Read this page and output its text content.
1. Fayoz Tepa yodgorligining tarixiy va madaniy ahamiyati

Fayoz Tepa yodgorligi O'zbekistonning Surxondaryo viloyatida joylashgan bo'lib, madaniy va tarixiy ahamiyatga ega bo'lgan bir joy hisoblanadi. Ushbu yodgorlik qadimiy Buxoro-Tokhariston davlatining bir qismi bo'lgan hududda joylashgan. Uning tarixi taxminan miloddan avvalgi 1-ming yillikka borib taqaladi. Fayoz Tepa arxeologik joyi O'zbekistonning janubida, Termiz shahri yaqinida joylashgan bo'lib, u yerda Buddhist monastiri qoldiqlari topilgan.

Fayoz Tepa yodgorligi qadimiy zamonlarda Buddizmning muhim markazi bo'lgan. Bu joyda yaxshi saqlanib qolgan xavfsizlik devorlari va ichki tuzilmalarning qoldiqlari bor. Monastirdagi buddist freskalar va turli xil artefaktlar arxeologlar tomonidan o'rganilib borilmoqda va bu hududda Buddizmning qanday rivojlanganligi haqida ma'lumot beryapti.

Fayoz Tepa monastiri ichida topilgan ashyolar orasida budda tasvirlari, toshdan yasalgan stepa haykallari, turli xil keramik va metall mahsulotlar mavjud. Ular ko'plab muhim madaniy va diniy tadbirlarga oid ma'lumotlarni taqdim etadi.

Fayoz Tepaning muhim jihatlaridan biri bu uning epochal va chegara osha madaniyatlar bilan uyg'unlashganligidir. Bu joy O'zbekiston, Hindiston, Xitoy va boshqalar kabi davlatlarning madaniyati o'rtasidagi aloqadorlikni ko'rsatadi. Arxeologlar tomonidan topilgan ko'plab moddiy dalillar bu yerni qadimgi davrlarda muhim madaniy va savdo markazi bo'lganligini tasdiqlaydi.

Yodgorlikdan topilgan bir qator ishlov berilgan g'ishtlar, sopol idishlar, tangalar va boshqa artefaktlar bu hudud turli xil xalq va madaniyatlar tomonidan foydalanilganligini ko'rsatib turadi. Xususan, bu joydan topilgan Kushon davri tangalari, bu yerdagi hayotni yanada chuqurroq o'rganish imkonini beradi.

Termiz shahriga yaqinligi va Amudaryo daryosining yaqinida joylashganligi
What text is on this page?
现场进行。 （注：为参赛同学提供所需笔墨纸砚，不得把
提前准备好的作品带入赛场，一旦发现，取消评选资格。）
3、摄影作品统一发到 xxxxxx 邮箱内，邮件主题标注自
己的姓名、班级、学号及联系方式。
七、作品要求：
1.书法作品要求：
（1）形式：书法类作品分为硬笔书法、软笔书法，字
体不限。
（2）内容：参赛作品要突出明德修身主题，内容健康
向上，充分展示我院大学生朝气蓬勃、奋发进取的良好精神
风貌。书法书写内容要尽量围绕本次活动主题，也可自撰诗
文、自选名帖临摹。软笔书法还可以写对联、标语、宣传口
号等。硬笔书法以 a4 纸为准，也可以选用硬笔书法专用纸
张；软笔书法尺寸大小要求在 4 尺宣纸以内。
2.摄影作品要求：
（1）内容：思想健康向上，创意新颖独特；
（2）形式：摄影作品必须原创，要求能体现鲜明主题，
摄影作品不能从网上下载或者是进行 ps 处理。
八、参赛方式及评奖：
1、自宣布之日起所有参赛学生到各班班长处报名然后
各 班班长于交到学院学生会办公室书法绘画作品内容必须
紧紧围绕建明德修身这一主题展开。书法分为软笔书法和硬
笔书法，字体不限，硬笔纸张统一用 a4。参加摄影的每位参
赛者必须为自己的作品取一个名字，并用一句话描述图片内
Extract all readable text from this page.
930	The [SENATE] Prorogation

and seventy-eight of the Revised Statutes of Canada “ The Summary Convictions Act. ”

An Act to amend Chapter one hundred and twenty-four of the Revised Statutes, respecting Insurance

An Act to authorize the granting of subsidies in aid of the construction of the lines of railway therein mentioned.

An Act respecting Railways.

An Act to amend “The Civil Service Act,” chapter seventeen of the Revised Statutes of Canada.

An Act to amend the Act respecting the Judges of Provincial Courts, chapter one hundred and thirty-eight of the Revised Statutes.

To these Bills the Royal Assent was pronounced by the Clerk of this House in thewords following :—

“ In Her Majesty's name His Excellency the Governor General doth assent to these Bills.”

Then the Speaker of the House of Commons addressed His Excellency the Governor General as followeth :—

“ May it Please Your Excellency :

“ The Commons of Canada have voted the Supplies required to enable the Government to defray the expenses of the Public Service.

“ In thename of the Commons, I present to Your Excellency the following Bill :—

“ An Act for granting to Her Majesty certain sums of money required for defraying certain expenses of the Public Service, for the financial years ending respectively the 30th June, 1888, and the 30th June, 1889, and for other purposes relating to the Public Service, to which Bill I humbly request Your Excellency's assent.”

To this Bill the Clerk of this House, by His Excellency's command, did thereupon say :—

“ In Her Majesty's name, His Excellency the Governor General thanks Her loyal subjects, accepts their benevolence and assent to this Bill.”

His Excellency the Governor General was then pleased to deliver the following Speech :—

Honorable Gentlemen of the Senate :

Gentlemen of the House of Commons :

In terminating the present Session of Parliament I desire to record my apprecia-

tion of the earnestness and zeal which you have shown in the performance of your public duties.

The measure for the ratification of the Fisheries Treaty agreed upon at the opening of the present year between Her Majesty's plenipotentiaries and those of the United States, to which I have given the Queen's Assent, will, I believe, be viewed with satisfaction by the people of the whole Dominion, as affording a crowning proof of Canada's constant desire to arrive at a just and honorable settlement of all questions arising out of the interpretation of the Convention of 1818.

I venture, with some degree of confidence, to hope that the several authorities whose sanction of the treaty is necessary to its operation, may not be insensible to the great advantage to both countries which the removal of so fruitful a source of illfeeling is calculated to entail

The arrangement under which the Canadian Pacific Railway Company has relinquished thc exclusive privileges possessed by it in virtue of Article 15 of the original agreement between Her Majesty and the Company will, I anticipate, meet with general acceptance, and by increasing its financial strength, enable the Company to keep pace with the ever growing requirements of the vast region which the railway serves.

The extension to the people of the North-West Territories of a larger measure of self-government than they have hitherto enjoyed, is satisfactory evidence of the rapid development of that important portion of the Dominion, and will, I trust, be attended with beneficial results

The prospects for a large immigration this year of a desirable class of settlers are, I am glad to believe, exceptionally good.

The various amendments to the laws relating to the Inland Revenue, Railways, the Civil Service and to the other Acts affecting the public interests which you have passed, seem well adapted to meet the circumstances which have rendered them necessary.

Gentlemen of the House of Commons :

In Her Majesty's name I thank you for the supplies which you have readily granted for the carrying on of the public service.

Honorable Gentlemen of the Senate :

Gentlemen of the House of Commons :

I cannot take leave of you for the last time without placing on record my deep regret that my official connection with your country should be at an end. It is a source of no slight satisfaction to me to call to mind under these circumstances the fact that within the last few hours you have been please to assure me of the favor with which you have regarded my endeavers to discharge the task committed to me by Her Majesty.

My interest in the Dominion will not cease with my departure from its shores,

Aim:
Repeat every entry exactly, please.

Exercise solution:
Read this page and output its text content.
1. Fayoz Tepa yodgorligining tarixiy va madaniy ahamiyati

Fayoz Tepa yodgorligi O'zbekistonning Surxondaryo viloyatida joylashgan bo'lib, madaniy va tarixiy ahamiyatga ega bo'lgan bir joy hisoblanadi. Ushbu yodgorlik qadimiy Buxoro-Tokhariston davlatining bir qismi bo'lgan hududda joylashgan. Uning tarixi taxminan miloddan avvalgi 1-ming yillikka borib taqaladi. Fayoz Tepa arxeologik joyi O'zbekistonning janubida, Termiz shahri yaqinida joylashgan bo'lib, u yerda Buddhist monastiri qoldiqlari topilgan.

Fayoz Tepa yodgorligi qadimiy zamonlarda Buddizmning muhim markazi bo'lgan. Bu joyda yaxshi saqlanib qolgan xavfsizlik devorlari va ichki tuzilmalarning qoldiqlari bor. Monastirdagi buddist freskalar va turli xil artefaktlar arxeologlar tomonidan o'rganilib borilmoqda va bu hududda Buddizmning qanday rivojlanganligi haqida ma'lumot beryapti.

Fayoz Tepa monastiri ichida topilgan ashyolar orasida budda tasvirlari, toshdan yasalgan stepa haykallari, turli xil keramik va metall mahsulotlar mavjud. Ular ko'plab muhim madaniy va diniy tadbirlarga oid ma'lumotlarni taqdim etadi.

Fayoz Tepaning muhim jihatlaridan biri bu uning epochal va chegara osha madaniyatlar bilan uyg'unlashganligidir. Bu joy O'zbekiston, Hindiston, Xitoy va boshqalar kabi davlatlarning madaniyati o'rtasidagi aloqadorlikni ko'rsatadi. Arxeologlar tomonidan topilgan ko'plab moddiy dalillar bu yerni qadimgi davrlarda muhim madaniy va savdo markazi bo'lganligini tasdiqlaydi.

Yodgorlikdan topilgan bir qator ishlov berilgan g'ishtlar, sopol idishlar, tangalar va boshqa artefaktlar bu hudud turli xil xalq va madaniyatlar tomonidan foydalanilganligini ko'rsatib turadi. Xususan, bu joydan topilgan Kushon davri tangalari, bu yerdagi hayotni yanada chuqurroq o'rganish imkonini beradi.

Termiz shahriga yaqinligi va Amudaryo daryosining yaqinida joylashganligi
What text is on this page?
现场进行。 （注：为参赛同学提供所需笔墨纸砚，不得把
提前准备好的作品带入赛场，一旦发现，取消评选资格。）
3、摄影作品统一发到 xxxxxx 邮箱内，邮件主题标注自
己的姓名、班级、学号及联系方式。
七、作品要求：
1.书法作品要求：
（1）形式：书法类作品分为硬笔书法、软笔书法，字
体不限。
（2）内容：参赛作品要突出明德修身主题，内容健康
向上，充分展示我院大学生朝气蓬勃、奋发进取的良好精神
风貌。书法书写内容要尽量围绕本次活动主题，也可自撰诗
文、自选名帖临摹。软笔书法还可以写对联、标语、宣传口
号等。硬笔书法以 a4 纸为准，也可以选用硬笔书法专用纸
张；软笔书法尺寸大小要求在 4 尺宣纸以内。
2.摄影作品要求：
（1）内容：思想健康向上，创意新颖独特；
（2）形式：摄影作品必须原创，要求能体现鲜明主题，
摄影作品不能从网上下载或者是进行 ps 处理。
八、参赛方式及评奖：
1、自宣布之日起所有参赛学生到各班班长处报名然后
各 班班长于交到学院学生会办公室书法绘画作品内容必须
紧紧围绕建明德修身这一主题展开。书法分为软笔书法和硬
笔书法，字体不限，硬笔纸张统一用 a4。参加摄影的每位参
赛者必须为自己的作品取一个名字，并用一句话描述图片内
Extract all readable text from this page.
930	The [SENATE] Prorogation

and seventy-eight of the Revised Statutes of Canada “ The Summary Convictions Act. ”

An Act to amend Chapter one hundred and twenty-four of the Revised Statutes, respecting Insurance

An Act to authorize the granting of subsidies in aid of the construction of the lines of railway therein mentioned.

An Act respecting Railways.

An Act to amend “The Civil Service Act,” chapter seventeen of the Revised Statutes of Canada.

An Act to amend the Act respecting the Judges of Provincial Courts, chapter one hundred and thirty-eight of the Revised Statutes.

To these Bills the Royal Assent was pronounced by the Clerk of this House in thewords following :—

“ In Her Majesty's name His Excellency the Governor General doth assent to these Bills.”

Then the Speaker of the House of Commons addressed His Excellency the Governor General as followeth :—

“ May it Please Your Excellency :

“ The Commons of Canada have voted the Supplies required to enable the Government to defray the expenses of the Public Service.

“ In thename of the Commons, I present to Your Excellency the following Bill :—

“ An Act for granting to Her Majesty certain sums of money required for defraying certain expenses of the Public Service, for the financial years ending respectively the 30th June, 1888, and the 30th June, 1889, and for other purposes relating to the Public Service, to which Bill I humbly request Your Excellency's assent.”

To this Bill the Clerk of this House, by His Excellency's command, did thereupon say :—

“ In Her Majesty's name, His Excellency the Governor General thanks Her loyal subjects, accepts their benevolence and assent to this Bill.”

His Excellency the Governor General was then pleased to deliver the following Speech :—

Honorable Gentlemen of the Senate :

Gentlemen of the House of Commons :

In terminating the present Session of Parliament I desire to record my apprecia-

tion of the earnestness and zeal which you have shown in the performance of your public duties.

The measure for the ratification of the Fisheries Treaty agreed upon at the opening of the present year between Her Majesty's plenipotentiaries and those of the United States, to which I have given the Queen's Assent, will, I believe, be viewed with satisfaction by the people of the whole Dominion, as affording a crowning proof of Canada's constant desire to arrive at a just and honorable settlement of all questions arising out of the interpretation of the Convention of 1818.

I venture, with some degree of confidence, to hope that the several authorities whose sanction of the treaty is necessary to its operation, may not be insensible to the great advantage to both countries which the removal of so fruitful a source of illfeeling is calculated to entail

The arrangement under which the Canadian Pacific Railway Company has relinquished thc exclusive privileges possessed by it in virtue of Article 15 of the original agreement between Her Majesty and the Company will, I anticipate, meet with general acceptance, and by increasing its financial strength, enable the Company to keep pace with the ever growing requirements of the vast region which the railway serves.

The extension to the people of the North-West Territories of a larger measure of self-government than they have hitherto enjoyed, is satisfactory evidence of the rapid development of that important portion of the Dominion, and will, I trust, be attended with beneficial results

The prospects for a large immigration this year of a desirable class of settlers are, I am glad to believe, exceptionally good.

The various amendments to the laws relating to the Inland Revenue, Railways, the Civil Service and to the other Acts affecting the public interests which you have passed, seem well adapted to meet the circumstances which have rendered them necessary.

Gentlemen of the House of Commons :

In Her Majesty's name I thank you for the supplies which you have readily granted for the carrying on of the public service.

Honorable Gentlemen of the Senate :

Gentlemen of the House of Commons :

I cannot take leave of you for the last time without placing on record my deep regret that my official connection with your country should be at an end. It is a source of no slight satisfaction to me to call to mind under these circumstances the fact that within the last few hours you have been please to assure me of the favor with which you have regarded my endeavers to discharge the task committed to me by Her Majesty.

My interest in the Dominion will not cease with my departure from its shores,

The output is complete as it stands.